━━━ EXTRACTED ENTRIES ━━━
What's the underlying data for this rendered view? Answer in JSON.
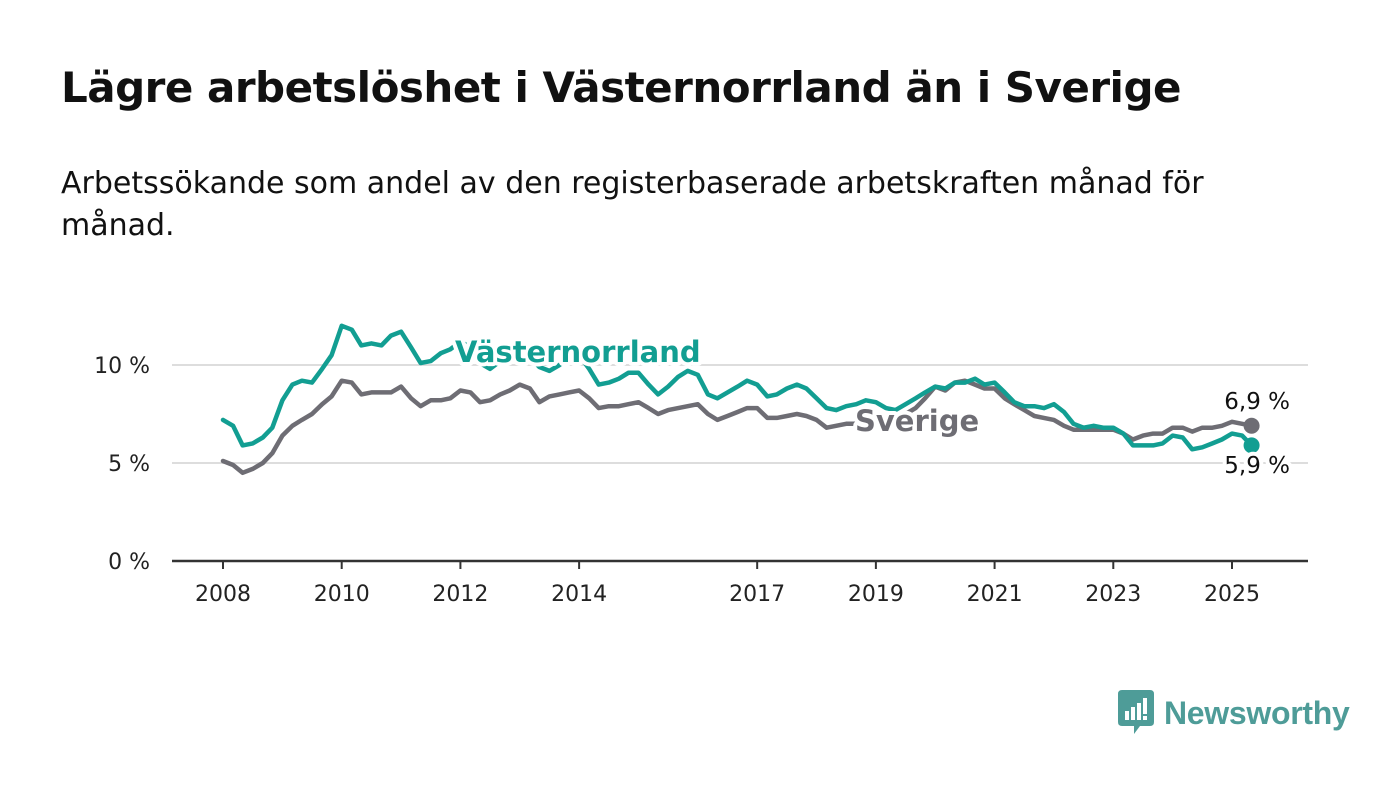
{
  "title": "Lägre arbetslöshet i Västernorrland än i Sverige",
  "subtitle": "Arbetssökande som andel av den registerbaserade arbetskraften månad för månad.",
  "brand": {
    "name": "Newsworthy",
    "color": "#4e9c98"
  },
  "colors": {
    "vasternorrland": "#129e92",
    "sverige": "#6e6d74",
    "grid": "#dddddd",
    "axis": "#333333",
    "text": "#111111"
  },
  "chart_data": {
    "type": "line",
    "title": "Lägre arbetslöshet i Västernorrland än i Sverige",
    "subtitle": "Arbetssökande som andel av den registerbaserade arbetskraften månad för månad.",
    "xlabel": "",
    "ylabel": "",
    "unit": "%",
    "ylim": [
      0,
      13
    ],
    "xlim": [
      2007.95,
      2025.55
    ],
    "y_ticks": [
      {
        "value": 0,
        "label": "0 %"
      },
      {
        "value": 5,
        "label": "5 %"
      },
      {
        "value": 10,
        "label": "10 %"
      }
    ],
    "x_ticks": [
      {
        "value": 2008,
        "label": "2008"
      },
      {
        "value": 2010,
        "label": "2010"
      },
      {
        "value": 2012,
        "label": "2012"
      },
      {
        "value": 2014,
        "label": "2014"
      },
      {
        "value": 2017,
        "label": "2017"
      },
      {
        "value": 2019,
        "label": "2019"
      },
      {
        "value": 2021,
        "label": "2021"
      },
      {
        "value": 2023,
        "label": "2023"
      },
      {
        "value": 2025,
        "label": "2025"
      }
    ],
    "grid": true,
    "legend": "inline labels on the lines",
    "series": [
      {
        "name": "Västernorrland",
        "color": "#129e92",
        "points": [
          [
            2008.0,
            7.2
          ],
          [
            2008.17,
            6.9
          ],
          [
            2008.33,
            5.9
          ],
          [
            2008.5,
            6.0
          ],
          [
            2008.67,
            6.3
          ],
          [
            2008.83,
            6.8
          ],
          [
            2009.0,
            8.2
          ],
          [
            2009.17,
            9.0
          ],
          [
            2009.33,
            9.2
          ],
          [
            2009.5,
            9.1
          ],
          [
            2009.67,
            9.8
          ],
          [
            2009.83,
            10.5
          ],
          [
            2010.0,
            12.0
          ],
          [
            2010.17,
            11.8
          ],
          [
            2010.33,
            11.0
          ],
          [
            2010.5,
            11.1
          ],
          [
            2010.67,
            11.0
          ],
          [
            2010.83,
            11.5
          ],
          [
            2011.0,
            11.7
          ],
          [
            2011.17,
            10.9
          ],
          [
            2011.33,
            10.1
          ],
          [
            2011.5,
            10.2
          ],
          [
            2011.67,
            10.6
          ],
          [
            2011.83,
            10.8
          ],
          [
            2012.0,
            11.2
          ],
          [
            2012.17,
            10.9
          ],
          [
            2012.33,
            10.1
          ],
          [
            2012.5,
            9.8
          ],
          [
            2012.67,
            10.2
          ],
          [
            2012.83,
            10.5
          ],
          [
            2013.0,
            10.3
          ],
          [
            2013.17,
            10.4
          ],
          [
            2013.33,
            9.9
          ],
          [
            2013.5,
            9.7
          ],
          [
            2013.67,
            10.0
          ],
          [
            2013.83,
            10.4
          ],
          [
            2014.0,
            10.5
          ],
          [
            2014.17,
            9.8
          ],
          [
            2014.33,
            9.0
          ],
          [
            2014.5,
            9.1
          ],
          [
            2014.67,
            9.3
          ],
          [
            2014.83,
            9.6
          ],
          [
            2015.0,
            9.6
          ],
          [
            2015.17,
            9.0
          ],
          [
            2015.33,
            8.5
          ],
          [
            2015.5,
            8.9
          ],
          [
            2015.67,
            9.4
          ],
          [
            2015.83,
            9.7
          ],
          [
            2016.0,
            9.5
          ],
          [
            2016.17,
            8.5
          ],
          [
            2016.33,
            8.3
          ],
          [
            2016.5,
            8.6
          ],
          [
            2016.67,
            8.9
          ],
          [
            2016.83,
            9.2
          ],
          [
            2017.0,
            9.0
          ],
          [
            2017.17,
            8.4
          ],
          [
            2017.33,
            8.5
          ],
          [
            2017.5,
            8.8
          ],
          [
            2017.67,
            9.0
          ],
          [
            2017.83,
            8.8
          ],
          [
            2018.0,
            8.3
          ],
          [
            2018.17,
            7.8
          ],
          [
            2018.33,
            7.7
          ],
          [
            2018.5,
            7.9
          ],
          [
            2018.67,
            8.0
          ],
          [
            2018.83,
            8.2
          ],
          [
            2019.0,
            8.1
          ],
          [
            2019.17,
            7.8
          ],
          [
            2019.33,
            7.7
          ],
          [
            2019.5,
            8.0
          ],
          [
            2019.67,
            8.3
          ],
          [
            2019.83,
            8.6
          ],
          [
            2020.0,
            8.9
          ],
          [
            2020.17,
            8.8
          ],
          [
            2020.33,
            9.1
          ],
          [
            2020.5,
            9.1
          ],
          [
            2020.67,
            9.3
          ],
          [
            2020.83,
            9.0
          ],
          [
            2021.0,
            9.1
          ],
          [
            2021.17,
            8.6
          ],
          [
            2021.33,
            8.1
          ],
          [
            2021.5,
            7.9
          ],
          [
            2021.67,
            7.9
          ],
          [
            2021.83,
            7.8
          ],
          [
            2022.0,
            8.0
          ],
          [
            2022.17,
            7.6
          ],
          [
            2022.33,
            7.0
          ],
          [
            2022.5,
            6.8
          ],
          [
            2022.67,
            6.9
          ],
          [
            2022.83,
            6.8
          ],
          [
            2023.0,
            6.8
          ],
          [
            2023.17,
            6.5
          ],
          [
            2023.33,
            5.9
          ],
          [
            2023.5,
            5.9
          ],
          [
            2023.67,
            5.9
          ],
          [
            2023.83,
            6.0
          ],
          [
            2024.0,
            6.4
          ],
          [
            2024.17,
            6.3
          ],
          [
            2024.33,
            5.7
          ],
          [
            2024.5,
            5.8
          ],
          [
            2024.67,
            6.0
          ],
          [
            2024.83,
            6.2
          ],
          [
            2025.0,
            6.5
          ],
          [
            2025.17,
            6.4
          ],
          [
            2025.33,
            5.9
          ]
        ],
        "last_label": "5,9 %"
      },
      {
        "name": "Sverige",
        "color": "#6e6d74",
        "points": [
          [
            2008.0,
            5.1
          ],
          [
            2008.17,
            4.9
          ],
          [
            2008.33,
            4.5
          ],
          [
            2008.5,
            4.7
          ],
          [
            2008.67,
            5.0
          ],
          [
            2008.83,
            5.5
          ],
          [
            2009.0,
            6.4
          ],
          [
            2009.17,
            6.9
          ],
          [
            2009.33,
            7.2
          ],
          [
            2009.5,
            7.5
          ],
          [
            2009.67,
            8.0
          ],
          [
            2009.83,
            8.4
          ],
          [
            2010.0,
            9.2
          ],
          [
            2010.17,
            9.1
          ],
          [
            2010.33,
            8.5
          ],
          [
            2010.5,
            8.6
          ],
          [
            2010.67,
            8.6
          ],
          [
            2010.83,
            8.6
          ],
          [
            2011.0,
            8.9
          ],
          [
            2011.17,
            8.3
          ],
          [
            2011.33,
            7.9
          ],
          [
            2011.5,
            8.2
          ],
          [
            2011.67,
            8.2
          ],
          [
            2011.83,
            8.3
          ],
          [
            2012.0,
            8.7
          ],
          [
            2012.17,
            8.6
          ],
          [
            2012.33,
            8.1
          ],
          [
            2012.5,
            8.2
          ],
          [
            2012.67,
            8.5
          ],
          [
            2012.83,
            8.7
          ],
          [
            2013.0,
            9.0
          ],
          [
            2013.17,
            8.8
          ],
          [
            2013.33,
            8.1
          ],
          [
            2013.5,
            8.4
          ],
          [
            2013.67,
            8.5
          ],
          [
            2013.83,
            8.6
          ],
          [
            2014.0,
            8.7
          ],
          [
            2014.17,
            8.3
          ],
          [
            2014.33,
            7.8
          ],
          [
            2014.5,
            7.9
          ],
          [
            2014.67,
            7.9
          ],
          [
            2014.83,
            8.0
          ],
          [
            2015.0,
            8.1
          ],
          [
            2015.17,
            7.8
          ],
          [
            2015.33,
            7.5
          ],
          [
            2015.5,
            7.7
          ],
          [
            2015.67,
            7.8
          ],
          [
            2015.83,
            7.9
          ],
          [
            2016.0,
            8.0
          ],
          [
            2016.17,
            7.5
          ],
          [
            2016.33,
            7.2
          ],
          [
            2016.5,
            7.4
          ],
          [
            2016.67,
            7.6
          ],
          [
            2016.83,
            7.8
          ],
          [
            2017.0,
            7.8
          ],
          [
            2017.17,
            7.3
          ],
          [
            2017.33,
            7.3
          ],
          [
            2017.5,
            7.4
          ],
          [
            2017.67,
            7.5
          ],
          [
            2017.83,
            7.4
          ],
          [
            2018.0,
            7.2
          ],
          [
            2018.17,
            6.8
          ],
          [
            2018.33,
            6.9
          ],
          [
            2018.5,
            7.0
          ],
          [
            2018.67,
            7.0
          ],
          [
            2018.83,
            7.1
          ],
          [
            2019.0,
            7.1
          ],
          [
            2019.17,
            7.1
          ],
          [
            2019.33,
            7.3
          ],
          [
            2019.5,
            7.5
          ],
          [
            2019.67,
            7.8
          ],
          [
            2019.83,
            8.3
          ],
          [
            2020.0,
            8.9
          ],
          [
            2020.17,
            8.7
          ],
          [
            2020.33,
            9.1
          ],
          [
            2020.5,
            9.2
          ],
          [
            2020.67,
            9.0
          ],
          [
            2020.83,
            8.8
          ],
          [
            2021.0,
            8.8
          ],
          [
            2021.17,
            8.3
          ],
          [
            2021.33,
            8.0
          ],
          [
            2021.5,
            7.7
          ],
          [
            2021.67,
            7.4
          ],
          [
            2021.83,
            7.3
          ],
          [
            2022.0,
            7.2
          ],
          [
            2022.17,
            6.9
          ],
          [
            2022.33,
            6.7
          ],
          [
            2022.5,
            6.7
          ],
          [
            2022.67,
            6.7
          ],
          [
            2022.83,
            6.7
          ],
          [
            2023.0,
            6.7
          ],
          [
            2023.17,
            6.5
          ],
          [
            2023.33,
            6.2
          ],
          [
            2023.5,
            6.4
          ],
          [
            2023.67,
            6.5
          ],
          [
            2023.83,
            6.5
          ],
          [
            2024.0,
            6.8
          ],
          [
            2024.17,
            6.8
          ],
          [
            2024.33,
            6.6
          ],
          [
            2024.5,
            6.8
          ],
          [
            2024.67,
            6.8
          ],
          [
            2024.83,
            6.9
          ],
          [
            2025.0,
            7.1
          ],
          [
            2025.17,
            7.0
          ],
          [
            2025.33,
            6.9
          ]
        ],
        "last_label": "6,9 %"
      }
    ]
  }
}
━━━
* TASK GOAL *
In the records above, locate the lines holding the word "subtitle". Copy each of them.

* SOLUTION TO THIS TASK *
  "subtitle": "Arbetssökande som andel av den registerbaserade arbetskraften månad för månad.",
    "subtitle": "Arbetssökande som andel av den registerbaserade arbetskraften månad för månad.",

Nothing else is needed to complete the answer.